- REQUIREMENT -
Find the lines that include the string "Change" and report how many there are. Give no other text.

Dataset items
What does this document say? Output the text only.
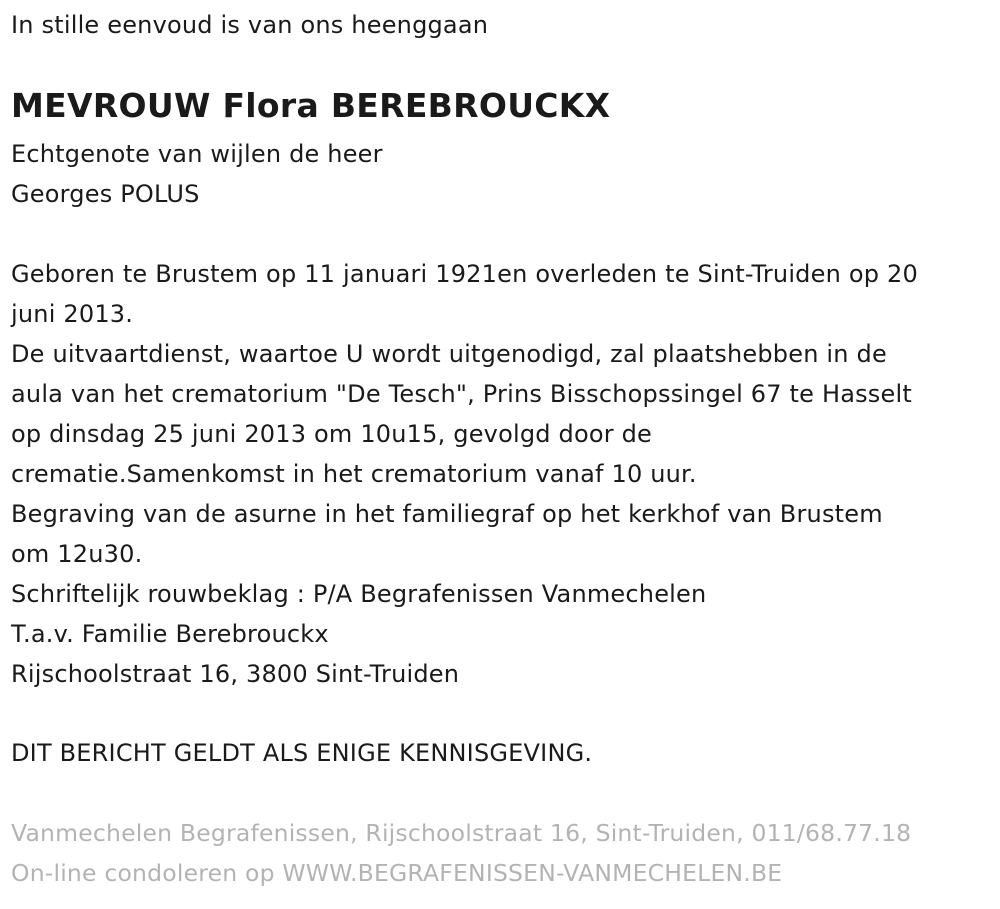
In stille eenvoud is van ons heenggaan
MEVROUW Flora BEREBROUCKX
Echtgenote van wijlen de heer
Georges POLUS
Geboren te Brustem op 11 januari 1921en overleden te Sint-Truiden op 20
juni 2013.
De uitvaartdienst, waartoe U wordt uitgenodigd, zal plaatshebben in de
aula van het crematorium "De Tesch", Prins Bisschopssingel 67 te Hasselt
op dinsdag 25 juni 2013 om 10u15, gevolgd door de
crematie.Samenkomst in het crematorium vanaf 10 uur.
Begraving van de asurne in het familiegraf op het kerkhof van Brustem
om 12u30.
Schriftelijk rouwbeklag : P/A Begrafenissen Vanmechelen
T.a.v. Familie Berebrouckx
Rijschoolstraat 16, 3800 Sint-Truiden
DIT BERICHT GELDT ALS ENIGE KENNISGEVING.
Vanmechelen Begrafenissen, Rijschoolstraat 16, Sint-Truiden, 011/68.77.18
On-line condoleren op WWW.BEGRAFENISSEN-VANMECHELEN.BE
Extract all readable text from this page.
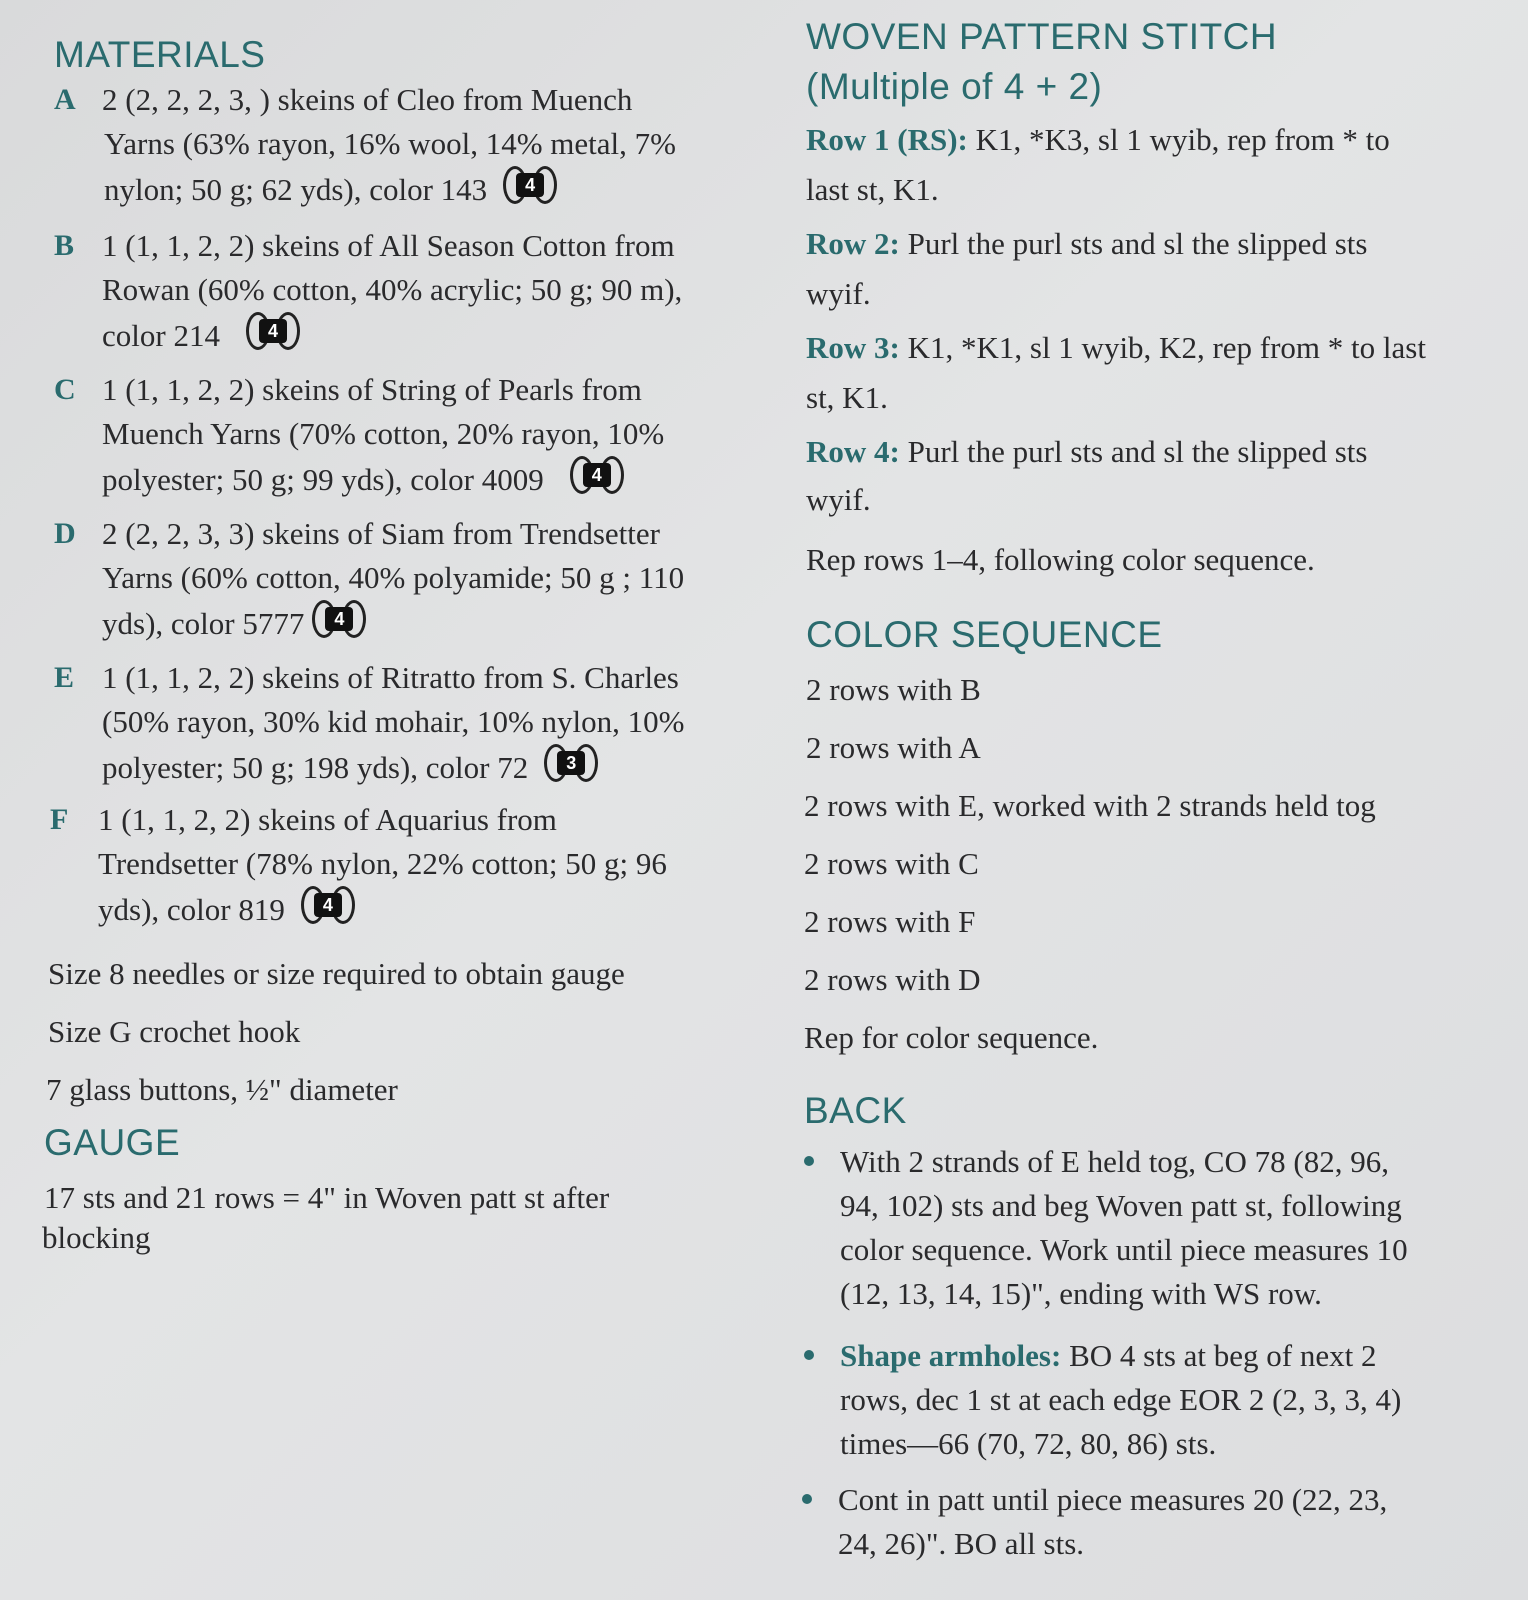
MATERIALS
A 2 (2, 2, 2, 3, ) skeins of Cleo from Muench

Yarns (63% rayon, 16% wool, 14% metal, 7%

nylon; 50 g; 62 yds), color 143	4

B 1 (1, 1, 2, 2) skeins of All Season Cotton from

Rowan (60% cotton, 40% acrylic; 50 g; 90 m),

color 214	4

C 1 (1, 1, 2, 2) skeins of String of Pearls from

Muench Yarns (70% cotton, 20% rayon, 10%

polyester; 50 g; 99 yds), color 4009	4

D 2 (2, 2, 3, 3) skeins of Siam from Trendsetter

Yarns (60% cotton, 40% polyamide; 50 g ; 110

yds), color 5777	4

E 1 (1, 1, 2, 2) skeins of Ritratto from S. Charles

(50% rayon, 30% kid mohair, 10% nylon, 10%

polyester; 50 g; 198 yds), color 72	3

F 1 (1, 1, 2, 2) skeins of Aquarius from

Trendsetter (78% nylon, 22% cotton; 50 g; 96

yds), color 819	4

Size 8 needles or size required to obtain gauge
Size G crochet hook
7 glass buttons, ½" diameter
GAUGE
17 sts and 21 rows = 4" in Woven patt st after
blocking
WOVEN PATTERN STITCH
(Multiple of 4 + 2)
Row 1 (RS): K1, *K3, sl 1 wyib, rep from * to
last st, K1.
Row 2: Purl the purl sts and sl the slipped sts
wyif.
Row 3: K1, *K1, sl 1 wyib, K2, rep from * to last
st, K1.
Row 4: Purl the purl sts and sl the slipped sts
wyif.
Rep rows 1–4, following color sequence.
COLOR SEQUENCE
2 rows with B
2 rows with A
2 rows with E, worked with 2 strands held tog
2 rows with C
2 rows with F
2 rows with D
Rep for color sequence.
BACK

With 2 strands of E held tog, CO 78 (82, 96,

94, 102) sts and beg Woven patt st, following

color sequence. Work until piece measures 10

(12, 13, 14, 15)", ending with WS row.

Shape armholes: BO 4 sts at beg of next 2

rows, dec 1 st at each edge EOR 2 (2, 3, 3, 4)

times—66 (70, 72, 80, 86) sts.

Cont in patt until piece measures 20 (22, 23,

24, 26)". BO all sts.
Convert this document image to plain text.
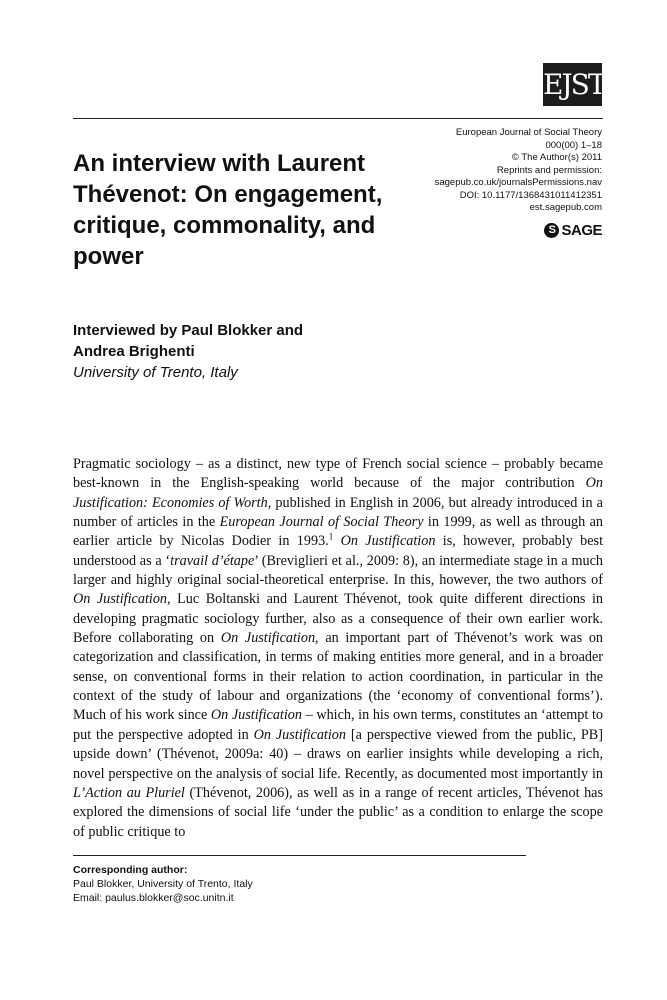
EJST
European Journal of Social Theory
000(00) 1–18
© The Author(s) 2011
Reprints and permission:
sagepub.co.uk/journalsPermissions.nav
DOI: 10.1177/1368431011412351
est.sagepub.com
S SAGE
An interview with Laurent Thévenot: On engagement, critique, commonality, and power
Interviewed by Paul Blokker and
Andrea Brighenti
University of Trento, Italy

Pragmatic sociology – as a distinct, new type of French social science – probably became best-known in the English-speaking world because of the major contribution On Justification: Economies of Worth, published in English in 2006, but already introduced in a number of articles in the European Journal of Social Theory in 1999, as well as through an earlier article by Nicolas Dodier in 1993.$^1$ On Justification is, however, probably best understood as a ‘travail d’étape’ (Breviglieri et al., 2009: 8), an intermediate stage in a much larger and highly original social-theoretical enterprise. In this, however, the two authors of On Justification, Luc Boltanski and Laurent Thévenot, took quite different directions in developing pragmatic sociology further, also as a consequence of their own earlier work. Before collaborating on On Justification, an important part of Thévenot’s work was on categorization and classification, in terms of making entities more general, and in a broader sense, on conventional forms in their relation to action coordination, in particular in the context of the study of labour and organizations (the ‘economy of conventional forms’). Much of his work since On Justification – which, in his own terms, constitutes an ‘attempt to put the perspective adopted in On Justification [a perspective viewed from the public, PB] upside down’ (Thévenot, 2009a: 40) – draws on earlier insights while developing a rich, novel perspective on the analysis of social life. Recently, as documented most importantly in L’Action au Pluriel (Thévenot, 2006), as well as in a range of recent articles, Thévenot has explored the dimensions of social life ‘under the public’ as a condition to enlarge the scope of public critique to

Corresponding author:
Paul Blokker, University of Trento, Italy
Email: paulus.blokker@soc.unitn.it
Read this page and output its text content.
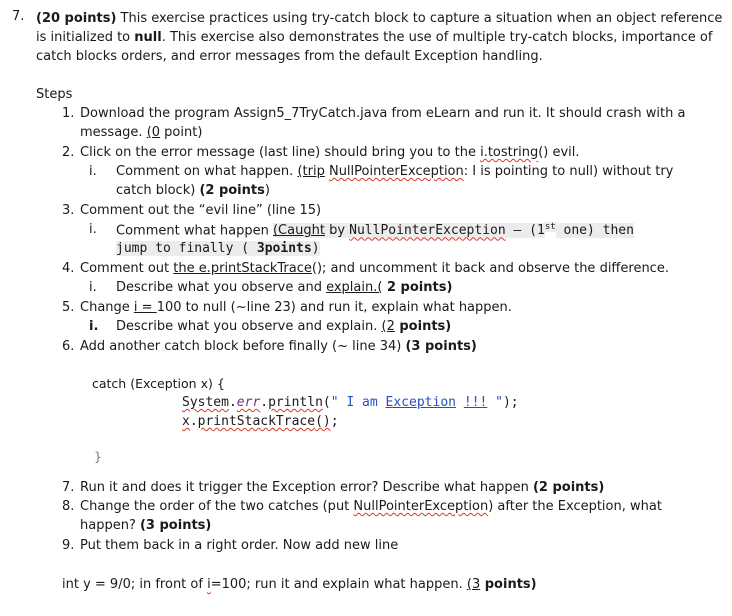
7. (20 points) This exercise practices using try-catch block to capture a situation when an object reference is initialized to null. This exercise also demonstrates the use of multiple try-catch blocks, importance of catch blocks orders, and error messages from the default Exception handling.
Steps
1. Download the program Assign5_7TryCatch.java from eLearn and run it. It should crash with a
message. (0 point)
2. Click on the error message (last line) should bring you to the i.tostring() evil.
i. Comment on what happen. (trip NullPointerException: I is pointing to null) without try
catch block) (2 points)
3. Comment out the “evil line” (line 15)
i. Comment what happen (Caught by NullPointerException – (1st one) then
jump to finally ( 3points)
4. Comment out the e.printStackTrace(); and uncomment it back and observe the difference.
i. Describe what you observe and explain.( 2 points)
5. Change i = 100 to null (~line 23) and run it, explain what happen.
i. Describe what you observe and explain. (2 points)
6. Add another catch block before finally (~ line 34) (3 points)
catch (Exception x) {
System.err.println(" I am Exception !!! ");
x.printStackTrace();
}
7. Run it and does it trigger the Exception error? Describe what happen (2 points)
8. Change the order of the two catches (put NullPointerException) after the Exception, what
happen? (3 points)
9. Put them back in a right order. Now add new line
int y = 9/0; in front of i=100; run it and explain what happen. (3 points)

- FINISHED EXERCISE -
2